What is being asked: Copy all lines of the listing that include the string "Latrell".

Stored records:
^^^^^^^^
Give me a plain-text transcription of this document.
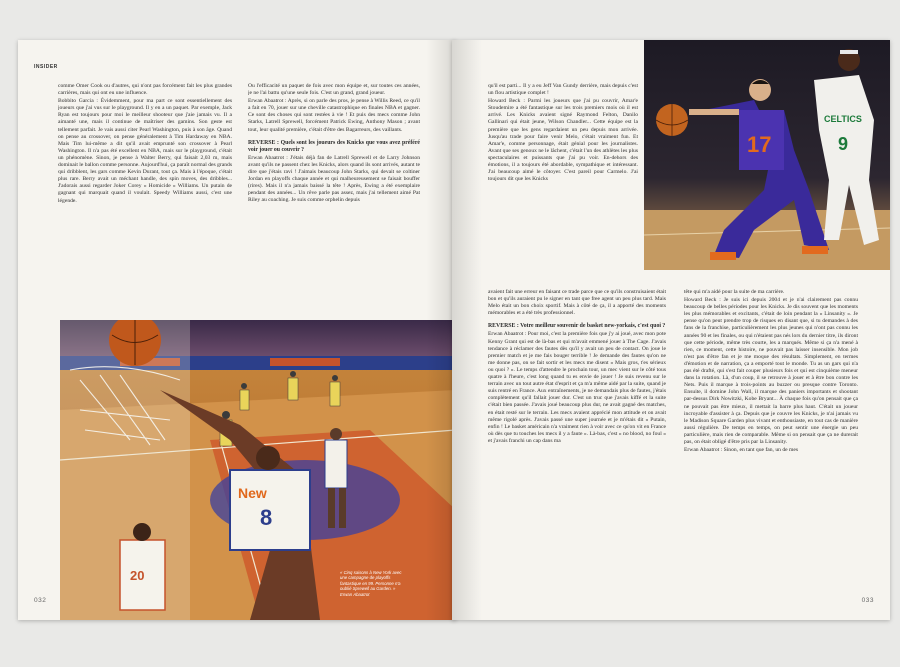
INSIDER

comme Omer Cook ou d'autres, qui n'ont pas forcément fait les plus grandes carrières, mais qui ont eu une influence.

Bobbito Garcia : Évidemment, pour ma part ce sont essentiellement des joueurs que j'ai vus sur le playground. Il y en a un paquet. Par exemple, Jack Ryan est toujours pour moi le meilleur shooteur que j'aie jamais vu. Il a aimanté une, mais il continue de maîtriser des gamins. Son geste est tellement parfait. Je vais aussi citer Pearl Washington, puis à son âge. Quand on pense au crossover, on pense généralement à Tim Hardaway en NBA. Mais Tim lui-même a dit qu'il avait emprunté son crossover à Pearl Washington. Il n'a pas été excellent en NBA, mais sur le playground, c'était un phénomène. Sinon, je pense à Walter Berry, qui faisait 2,03 m, mais dominait le ballon comme personne. Aujourd'hui, ça paraît normal des grands qui dribblent, les gars comme Kevin Durant, tout ça. Mais à l'époque, c'était plus rare. Berry avait un méchant handle, des spin moves, des dribbles... J'adorais aussi regarder Joker Corey « Homicide » Williams. Un putain de gagnant qui marquait quand il voulait. Speedy Williams aussi, c'est une légende.

Ou l'efficacité un paquet de fois avec mon équipe et, sur toutes ces années, je ne l'ai battu qu'une seule fois. C'est un grand, grand joueur.

Erwan Abaatrot : Après, si on parle des pros, je pense à Willis Reed, ce qu'il a fait en 70, jouer sur une cheville catastrophique en finales NBA et gagner. Ce sont des choses qui sont restées à vie ! Et puis des mecs comme John Starks, Latrell Sprewell, forcément Patrick Ewing, Anthony Mason ; avant tout, leur qualité première, c'était d'être des Bagarreurs, des vaillants.

REVERSE : Quels sont les joueurs des Knicks que vous avez préféré voir jouer ou couvrir ?

Erwan Abaatrot : J'étais déjà fan de Latrell Sprewell et de Larry Johnson avant qu'ils ne passent chez les Knicks, alors quand ils sont arrivés, autant te dire que j'étais ravi ! J'aimais beaucoup John Starks, qui devait se coltiner Jordan en playoffs chaque année et qui malheureusement se faisait bouffer (rires). Mais il n'a jamais baissé la tête ! Après, Ewing a été exemplaire pendant des années... Un rêve parle pas assez, mais j'ai tellement aimé Pat Riley au coaching. Je suis comme orphelin depuis

New
8
20	« Cinq saisons à New York avec une campagne de playoffs fantastique en 99. Personne n'a oublié Sprewell au Garden. » Erwan Abaatrot
032
17
CELTICS
9

qu'il est parti... Il y a eu Jeff Van Gundy derrière, mais depuis c'est un flou artistique complet !

Howard Beck : Parmi les joueurs que j'ai pu couvrir, Amar'e Stoudemire a été fantastique sur les trois premiers mois où il est arrivé. Les Knicks avaient signé Raymond Felton, Danilo Gallinari qui était jeune, Wilson Chandler... Cette équipe est la première que les gens regardaient un peu depuis mon arrivée. Jusqu'au trade pour faire venir Melo, c'était vraiment fun. Et Amar'e, comme personnage, était génial pour les journalistes. Avant que ses genoux ne le lâchent, c'était l'un des athlètes les plus spectaculaires et puissants que j'ai pu voir. En-dehors des émotions, il a toujours été abordable, sympathique et intéressant. J'ai beaucoup aimé le côtoyer. C'est pareil pour Carmelo. J'ai toujours dit que les Knicks

avaient fait une erreur en faisant ce trade parce que ce qu'ils construisaient était bon et qu'ils auraient pu le signer en tant que free agent un peu plus tard. Mais Melo était un bon choix sportif. Mais à côté de ça, il a apporté des moments mémorables et a été très professionnel.

REVERSE : Votre meilleur souvenir de basket new-yorkais, c'est quoi ?

Erwan Abaatrot : Pour moi, c'est la première fois que j'y ai joué, avec mon pote Kenny Grant qui est de là-bas et qui m'avait emmené jouer à The Cage. J'avais tendance à réclamer des fautes dès qu'il y avait un peu de contact. On joue le premier match et je me fais bouger terrible ! Je demande des fautes qu'on ne me donne pas, on se fait sortir et les mecs me disent « Mais gros, t'es sérieux ou quoi ? ». Le temps d'attendre le prochain tour, un mec vient sur le côté tous quatre à l'heure, c'est long quand tu es envie de jouer ! Je suis revenu sur le terrain avec un tout autre état d'esprit et ça m'a même aidé par la suite, quand je suis rentré en France. Aux entraînements, je ne demandais plus de fautes, j'étais complètement qu'il fallait jouer dur. C'est un truc que j'avais kiffé et la suite c'était bien passée. J'avais joué beaucoup plus dur, ne avait gagné des matches, en était resté sur le terrain. Les mecs avaient apprécié mon attitude et on avait même rigolé après. J'avais passé une super journée et je m'étais dit « Putain, enfin ! Le basket américain n'a vraiment rien à voir avec ce qu'on vit en France où dès que tu touches les mecs il y a faute ». Là-bas, c'est « no blood, no foul » et j'avais franchi un cap dans ma

tête qui m'a aidé pour la suite de ma carrière.

Howard Beck : Je suis ici depuis 2004 et je n'ai clairement pas connu beaucoup de belles périodes pour les Knicks. Je dis souvent que les moments les plus mémorables et excitants, c'était de loin pendant la « Linsanity ». Je pense qu'on peut prendre trop de risques en disant que, si tu demandes à des fans de la franchise, particulièrement les plus jeunes qui n'ont pas connu les années 90 et les finales, ou qui n'étaient pas nés lors du dernier titre, ils diront que cette période, même très courte, les a marqués. Même si ça n'a mené à rien, ce moment, cette histoire, ne pouvait pas laisser insensible. Mon job n'est pas d'être fan et je me moque des résultats. Simplement, en termes d'émotion et de narration, ça a emporté tout le monde. Tu as un gars qui n'a pas été drafté, qui s'est fait couper plusieurs fois et qui est cinquième meneur dans la rotation. Là, d'un coup, il se retrouve à jouer et à être bon contre les Nets. Puis il marque à trois-points au buzzer ou presque contre Toronto. Ensuite, il domine John Wall, il marque des paniers importants et shootant par-dessus Dirk Nowitzki, Kobe Bryant... À chaque fois qu'on pensait que ça ne pouvait pas être mieux, il mettait la barre plus haut. C'était un joueur incroyable d'assister à ça. Depuis que je couvre les Knicks, je n'ai jamais vu le Madison Square Garden plus vivant et enthousiaste, en tout cas de manière aussi régulière. De temps en temps, on peut sentir une énergie un peu particulière, mais rien de comparable. Même si on pensait que ça ne durerait pas, on était obligé d'être pris par la Linsanity.

Erwan Abaatrot : Sinon, en tant que fan, un de mes

033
^^^^^^^^
Solution for this exercise:
Erwan Abaatrot : Après, si on parle des pros, je pense à Willis Reed, ce qu'il a fait en 70, jouer sur une cheville catastrophique en finales NBA et gagner. Ce sont des choses qui sont restées à vie ! Et puis des mecs comme John Starks, Latrell Sprewell, forcément Patrick Ewing, Anthony Mason ; avant tout, leur qualité première, c'était d'être des Bagarreurs, des vaillants.
Erwan Abaatrot : J'étais déjà fan de Latrell Sprewell et de Larry Johnson avant qu'ils ne passent chez les Knicks, alors quand ils sont arrivés, autant te dire que j'étais ravi ! J'aimais beaucoup John Starks, qui devait se coltiner Jordan en playoffs chaque année et qui malheureusement se faisait bouffer (rires). Mais il n'a jamais baissé la tête ! Après, Ewing a été exemplaire pendant des années... Un rêve parle pas assez, mais j'ai tellement aimé Pat Riley au coaching. Je suis comme orphelin depuis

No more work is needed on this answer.